**Instrucciones**
(a) Enumera las novelas que se nombran en la reseña de Obra maestra, cada una con el año que la acompaña.
(b) Según la reseña de Obra maestra, ¿quién es el autor de la escultura Equal-Parallel/Guernica-Bengasi?
(c) Por favor, escribe una continuación de la reseña de Obra maestra a partir de su última oración.
──────── Texto para leer ────────
Sin conocer suficientes novelas sobre la pintura y la escultura, me parece que Obra maestra (2022), de Juan Tallón, es una de las más complejas y virtuosas entre las que he leído sobre ese dominio. Carece de un monstruo como personaje, a diferencia de Bomarzo (1962), de Manuel Mujica Lainez, aunque, como la del argentino ante el Renacimiento italiano, la del gallego Tallón (1975) es un magnífico cuadro de época, de la nuestra, entre el posmodernismo y el arte contemporáneo; al igual que Jusep Torres Campalans (1958), de ese mexicano por elección que fue Max Aub, Obra maestra, al narrar a manera de rompecabezas documental la historia verídica de la desaparición de Equal-Parallel/Guernica-Bengasi (1986), del escultor californiano Richard Serra (1939), se presenta como una novela sin ficción. En cambio, la de Aub, sobre un presunto y olvidado colega de Pablo Picasso, es una biografía ficticia, pero ambas invitan, sin profesar ninguna teoría estética aunque aludiendo a la guerra de las escuelas, a participar de la polémica sobre el canon artístico y la posteridad de sus piezas, entre la superstición de la originalidad y la avidez del mercado.
──────── Material proporcionado ────────
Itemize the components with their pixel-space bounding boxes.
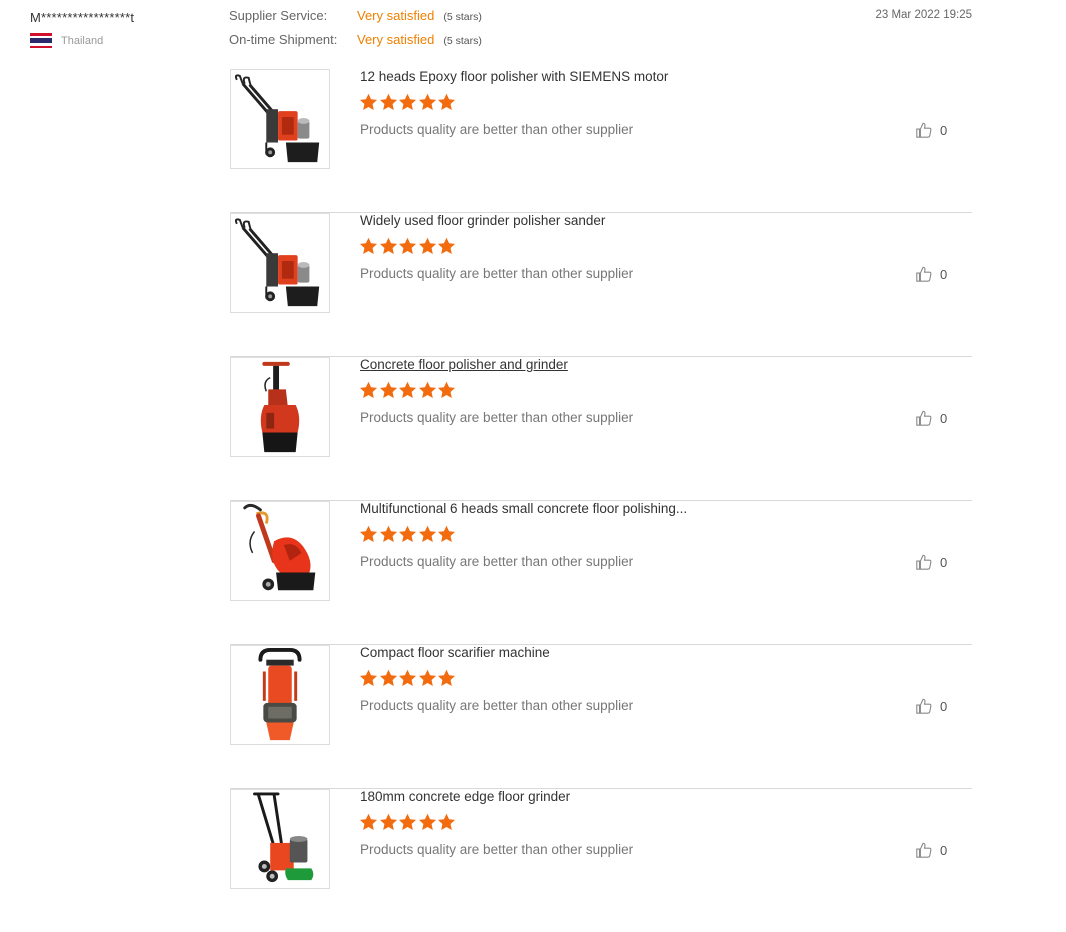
────────
**Respuestas a las tareas**
(a) Obra maestra (2022), Bomarzo (1962), Jusep Torres Campalans (1958)

(b) El escultor californiano Richard Serra.

(c)
Regresando en el tiempo, releí La obra maestra desconocida (1831), de Honoré de Balzac, que es un mal cuento pero una profecía sobre la vanguardia: Frenhofer, uno de los maestros antiguos, oculta la más sublime, según él, de sus pinturas porque a los ojos de su discípulo, el joven Nicolas Poussin, su cuadro es una aberración sin decoro ni proporción, ni sentido. El arte del porvenir se ha convertido en el arte del tránsito entre los siglos XX y XXI: la desaparición de la escultura monumental de Serra, con sus 38 toneladas, cuando fue mandada a almacenar irresponsablemente por el Museo Reina Sofía, no es arte sino “chatarra carísima” para los gitanos de Arganda del Rey, en la periferia de Madrid, quienes aún actualmente son sospechosos de haberla cortado, para su venta a granel, en mil pedazos ante la insólita inadvertencia de bodegueros y autoridades.
Serra mismo cree que eso fue lo ocurrido. Por ello acabará por hacer una réplica de su propia escultura porque para él –no en balde se habla de arte conceptual– lo original es la idea, no sus reproducciones.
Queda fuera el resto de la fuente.